__Written request__
Pictures do not belong in your copy. Repeat all the other data exactly.

-- Start Entries shown --

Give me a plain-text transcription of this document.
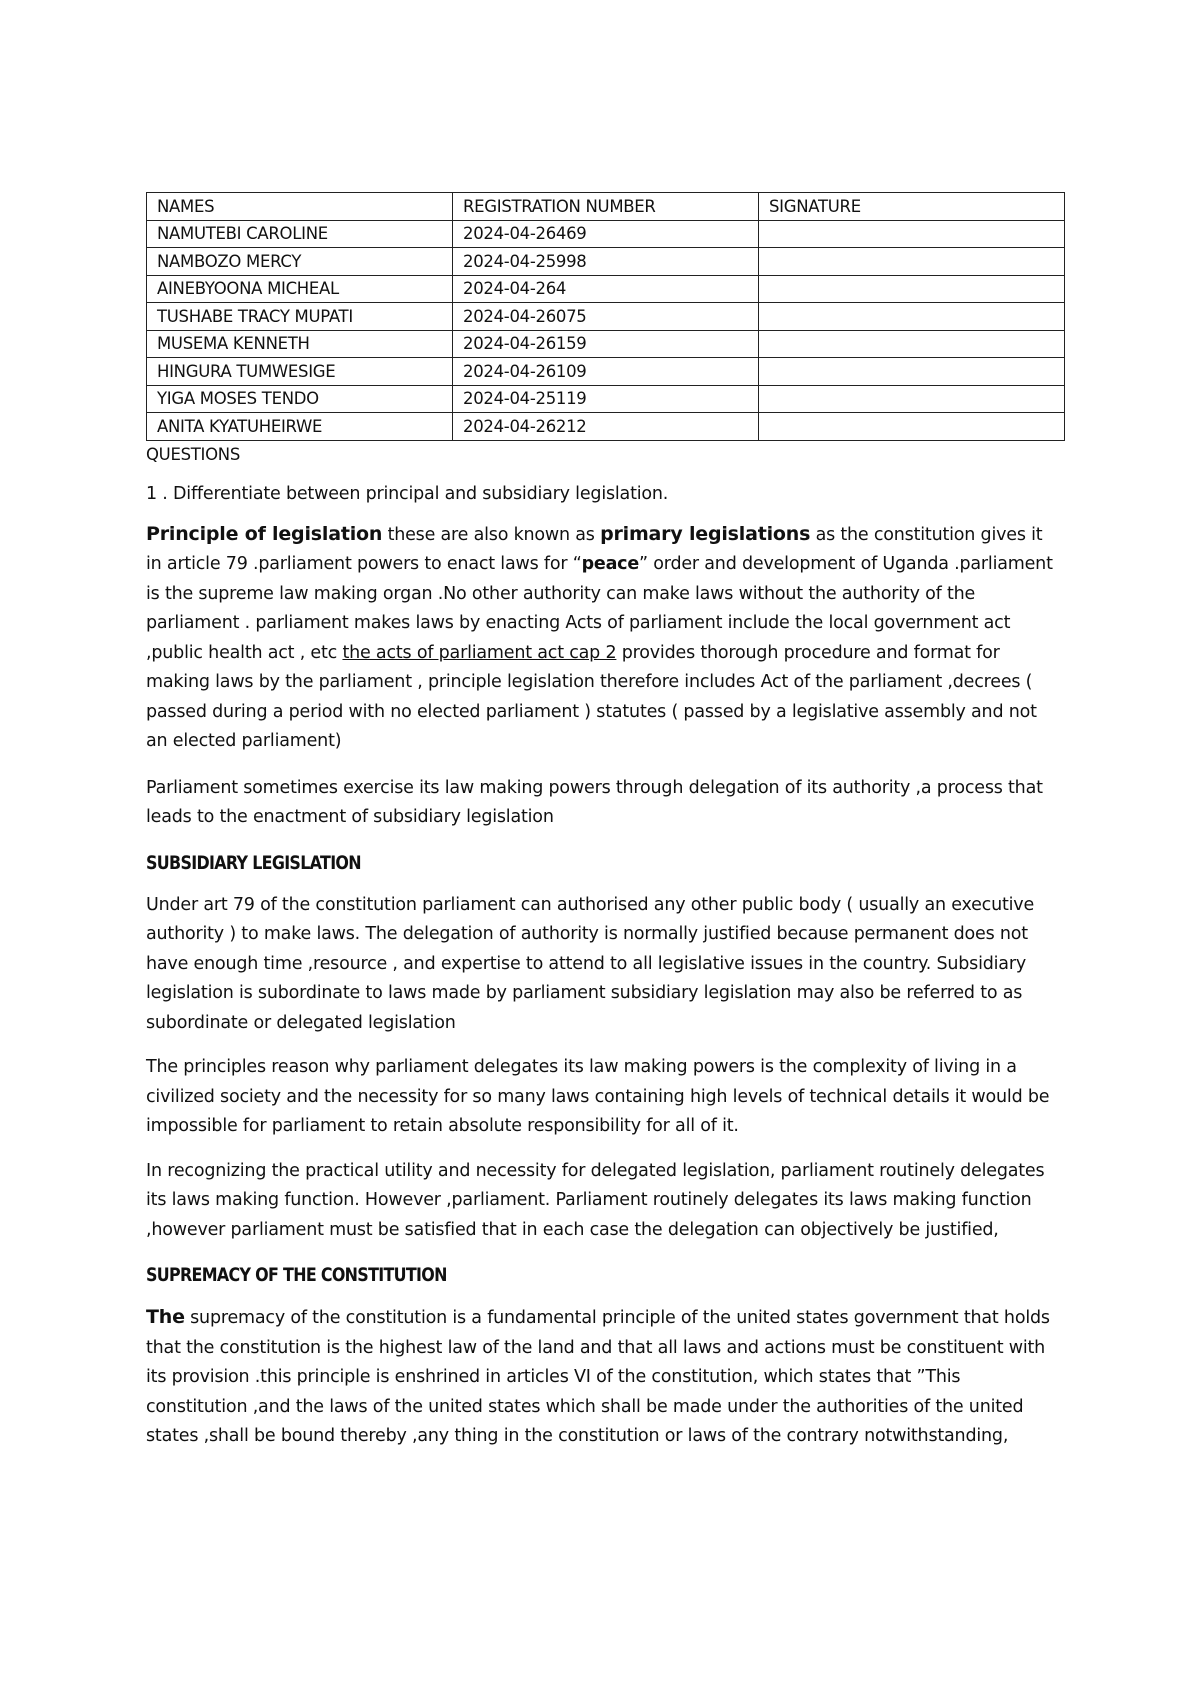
NAMES	REGISTRATION NUMBER	SIGNATURE
NAMUTEBI CAROLINE	2024-04-26469	
NAMBOZO MERCY	2024-04-25998	
AINEBYOONA MICHEAL	2024-04-264	
TUSHABE TRACY MUPATI	2024-04-26075	
MUSEMA KENNETH	2024-04-26159	
HINGURA TUMWESIGE	2024-04-26109	
YIGA MOSES TENDO	2024-04-25119	
ANITA KYATUHEIRWE	2024-04-26212	
QUESTIONS
1 . Differentiate between principal and subsidiary legislation.

Principle of legislation these are also known as primary legislations as the constitution gives it in article 79 .parliament powers to enact laws for “peace” order and development of Uganda .parliament is the supreme law making organ .No other authority can make laws without the authority of the parliament . parliament makes laws by enacting Acts of parliament include the local government act ,public health act , etc the acts of parliament act cap 2 provides thorough procedure and format for making laws by the parliament , principle legislation therefore includes Act of the parliament ,decrees ( passed during a period with no elected parliament ) statutes ( passed by a legislative assembly and not an elected parliament)

Parliament sometimes exercise its law making powers through delegation of its authority ,a process that leads to the enactment of subsidiary legislation

SUBSIDIARY LEGISLATION

Under art 79 of the constitution parliament can authorised any other public body ( usually an executive authority ) to make laws. The delegation of authority is normally justified because permanent does not have enough time ,resource , and expertise to attend to all legislative issues in the country. Subsidiary legislation is subordinate to laws made by parliament subsidiary legislation may also be referred to as subordinate or delegated legislation

The principles reason why parliament delegates its law making powers is the complexity of living in a civilized society and the necessity for so many laws containing high levels of technical details it would be impossible for parliament to retain absolute responsibility for all of it.

In recognizing the practical utility and necessity for delegated legislation, parliament routinely delegates its laws making function. However ,parliament. Parliament routinely delegates its laws making function ,however parliament must be satisfied that in each case the delegation can objectively be justified,

SUPREMACY OF THE CONSTITUTION

The supremacy of the constitution is a fundamental principle of the united states government that holds that the constitution is the highest law of the land and that all laws and actions must be constituent with its provision .this principle is enshrined in articles VI of the constitution, which states that ”This constitution ,and the laws of the united states which shall be made under the authorities of the united states ,shall be bound thereby ,any thing in the constitution or laws of the contrary notwithstanding,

-- End Entries shown --

__Result__
Give me a plain-text transcription of this document.
NAMES	REGISTRATION NUMBER	SIGNATURE
NAMUTEBI CAROLINE	2024-04-26469	
NAMBOZO MERCY	2024-04-25998	
AINEBYOONA MICHEAL	2024-04-264	
TUSHABE TRACY MUPATI	2024-04-26075	
MUSEMA KENNETH	2024-04-26159	
HINGURA TUMWESIGE	2024-04-26109	
YIGA MOSES TENDO	2024-04-25119	
ANITA KYATUHEIRWE	2024-04-26212	
QUESTIONS
1 . Differentiate between principal and subsidiary legislation.

Principle of legislation these are also known as primary legislations as the constitution gives it in article 79 .parliament powers to enact laws for “peace” order and development of Uganda .parliament is the supreme law making organ .No other authority can make laws without the authority of the parliament . parliament makes laws by enacting Acts of parliament include the local government act ,public health act , etc the acts of parliament act cap 2 provides thorough procedure and format for making laws by the parliament , principle legislation therefore includes Act of the parliament ,decrees ( passed during a period with no elected parliament ) statutes ( passed by a legislative assembly and not an elected parliament)

Parliament sometimes exercise its law making powers through delegation of its authority ,a process that leads to the enactment of subsidiary legislation

SUBSIDIARY LEGISLATION

Under art 79 of the constitution parliament can authorised any other public body ( usually an executive authority ) to make laws. The delegation of authority is normally justified because permanent does not have enough time ,resource , and expertise to attend to all legislative issues in the country. Subsidiary legislation is subordinate to laws made by parliament subsidiary legislation may also be referred to as subordinate or delegated legislation

The principles reason why parliament delegates its law making powers is the complexity of living in a civilized society and the necessity for so many laws containing high levels of technical details it would be impossible for parliament to retain absolute responsibility for all of it.

In recognizing the practical utility and necessity for delegated legislation, parliament routinely delegates its laws making function. However ,parliament. Parliament routinely delegates its laws making function ,however parliament must be satisfied that in each case the delegation can objectively be justified,

SUPREMACY OF THE CONSTITUTION

The supremacy of the constitution is a fundamental principle of the united states government that holds that the constitution is the highest law of the land and that all laws and actions must be constituent with its provision .this principle is enshrined in articles VI of the constitution, which states that ”This constitution ,and the laws of the united states which shall be made under the authorities of the united states ,shall be bound thereby ,any thing in the constitution or laws of the contrary notwithstanding,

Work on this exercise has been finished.